| Problem statement |
Return every record verbatim.

═════ Data entries ═════

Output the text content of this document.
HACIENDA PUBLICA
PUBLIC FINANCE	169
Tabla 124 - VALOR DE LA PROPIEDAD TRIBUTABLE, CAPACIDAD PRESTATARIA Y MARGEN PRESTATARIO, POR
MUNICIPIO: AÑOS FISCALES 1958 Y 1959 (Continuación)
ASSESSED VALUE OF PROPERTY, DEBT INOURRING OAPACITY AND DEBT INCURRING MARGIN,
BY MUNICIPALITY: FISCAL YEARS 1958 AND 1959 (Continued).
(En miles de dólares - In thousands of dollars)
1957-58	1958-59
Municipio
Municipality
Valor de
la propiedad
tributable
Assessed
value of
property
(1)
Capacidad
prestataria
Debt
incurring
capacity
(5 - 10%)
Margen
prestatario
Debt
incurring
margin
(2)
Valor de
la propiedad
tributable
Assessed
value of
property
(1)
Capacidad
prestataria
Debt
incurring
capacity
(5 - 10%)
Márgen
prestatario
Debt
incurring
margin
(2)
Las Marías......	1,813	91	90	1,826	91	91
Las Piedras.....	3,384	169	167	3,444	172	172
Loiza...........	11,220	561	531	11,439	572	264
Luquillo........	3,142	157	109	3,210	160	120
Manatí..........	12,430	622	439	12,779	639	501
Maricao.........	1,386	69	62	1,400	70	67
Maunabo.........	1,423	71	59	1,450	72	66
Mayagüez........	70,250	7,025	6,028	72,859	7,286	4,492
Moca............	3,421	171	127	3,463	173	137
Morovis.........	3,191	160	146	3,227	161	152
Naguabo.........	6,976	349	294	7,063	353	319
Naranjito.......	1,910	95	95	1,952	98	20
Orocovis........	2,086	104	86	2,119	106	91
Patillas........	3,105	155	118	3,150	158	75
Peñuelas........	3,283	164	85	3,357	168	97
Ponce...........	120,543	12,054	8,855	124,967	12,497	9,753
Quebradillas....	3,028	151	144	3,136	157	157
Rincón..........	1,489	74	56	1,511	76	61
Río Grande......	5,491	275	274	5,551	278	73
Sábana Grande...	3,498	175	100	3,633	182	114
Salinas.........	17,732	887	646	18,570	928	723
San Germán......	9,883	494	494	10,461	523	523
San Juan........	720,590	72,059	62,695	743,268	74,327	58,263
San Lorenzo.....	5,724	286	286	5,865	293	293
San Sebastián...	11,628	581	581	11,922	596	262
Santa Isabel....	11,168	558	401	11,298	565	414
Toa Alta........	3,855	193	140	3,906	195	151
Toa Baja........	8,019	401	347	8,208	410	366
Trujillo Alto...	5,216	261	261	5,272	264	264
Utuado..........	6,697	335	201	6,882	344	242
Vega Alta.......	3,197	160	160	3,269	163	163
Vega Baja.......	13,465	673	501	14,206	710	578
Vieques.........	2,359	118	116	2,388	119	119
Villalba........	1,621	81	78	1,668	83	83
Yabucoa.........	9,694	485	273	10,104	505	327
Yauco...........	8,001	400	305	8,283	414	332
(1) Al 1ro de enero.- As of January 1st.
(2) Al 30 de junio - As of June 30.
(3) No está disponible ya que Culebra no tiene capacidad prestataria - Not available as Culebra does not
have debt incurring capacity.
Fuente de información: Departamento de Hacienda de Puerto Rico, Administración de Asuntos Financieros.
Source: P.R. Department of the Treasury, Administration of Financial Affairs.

═════

| Full solution |
Output the text content of this document.
HACIENDA PUBLICA
PUBLIC FINANCE	169
Tabla 124 - VALOR DE LA PROPIEDAD TRIBUTABLE, CAPACIDAD PRESTATARIA Y MARGEN PRESTATARIO, POR
MUNICIPIO: AÑOS FISCALES 1958 Y 1959 (Continuación)
ASSESSED VALUE OF PROPERTY, DEBT INOURRING OAPACITY AND DEBT INCURRING MARGIN,
BY MUNICIPALITY: FISCAL YEARS 1958 AND 1959 (Continued).
(En miles de dólares - In thousands of dollars)
1957-58	1958-59
Municipio
Municipality
Valor de
la propiedad
tributable
Assessed
value of
property
(1)
Capacidad
prestataria
Debt
incurring
capacity
(5 - 10%)
Margen
prestatario
Debt
incurring
margin
(2)
Valor de
la propiedad
tributable
Assessed
value of
property
(1)
Capacidad
prestataria
Debt
incurring
capacity
(5 - 10%)
Márgen
prestatario
Debt
incurring
margin
(2)
Las Marías......	1,813	91	90	1,826	91	91
Las Piedras.....	3,384	169	167	3,444	172	172
Loiza...........	11,220	561	531	11,439	572	264
Luquillo........	3,142	157	109	3,210	160	120
Manatí..........	12,430	622	439	12,779	639	501
Maricao.........	1,386	69	62	1,400	70	67
Maunabo.........	1,423	71	59	1,450	72	66
Mayagüez........	70,250	7,025	6,028	72,859	7,286	4,492
Moca............	3,421	171	127	3,463	173	137
Morovis.........	3,191	160	146	3,227	161	152
Naguabo.........	6,976	349	294	7,063	353	319
Naranjito.......	1,910	95	95	1,952	98	20
Orocovis........	2,086	104	86	2,119	106	91
Patillas........	3,105	155	118	3,150	158	75
Peñuelas........	3,283	164	85	3,357	168	97
Ponce...........	120,543	12,054	8,855	124,967	12,497	9,753
Quebradillas....	3,028	151	144	3,136	157	157
Rincón..........	1,489	74	56	1,511	76	61
Río Grande......	5,491	275	274	5,551	278	73
Sábana Grande...	3,498	175	100	3,633	182	114
Salinas.........	17,732	887	646	18,570	928	723
San Germán......	9,883	494	494	10,461	523	523
San Juan........	720,590	72,059	62,695	743,268	74,327	58,263
San Lorenzo.....	5,724	286	286	5,865	293	293
San Sebastián...	11,628	581	581	11,922	596	262
Santa Isabel....	11,168	558	401	11,298	565	414
Toa Alta........	3,855	193	140	3,906	195	151
Toa Baja........	8,019	401	347	8,208	410	366
Trujillo Alto...	5,216	261	261	5,272	264	264
Utuado..........	6,697	335	201	6,882	344	242
Vega Alta.......	3,197	160	160	3,269	163	163
Vega Baja.......	13,465	673	501	14,206	710	578
Vieques.........	2,359	118	116	2,388	119	119
Villalba........	1,621	81	78	1,668	83	83
Yabucoa.........	9,694	485	273	10,104	505	327
Yauco...........	8,001	400	305	8,283	414	332
(1) Al 1ro de enero.- As of January 1st.
(2) Al 30 de junio - As of June 30.
(3) No está disponible ya que Culebra no tiene capacidad prestataria - Not available as Culebra does not
have debt incurring capacity.
Fuente de información: Departamento de Hacienda de Puerto Rico, Administración de Asuntos Financieros.
Source: P.R. Department of the Treasury, Administration of Financial Affairs.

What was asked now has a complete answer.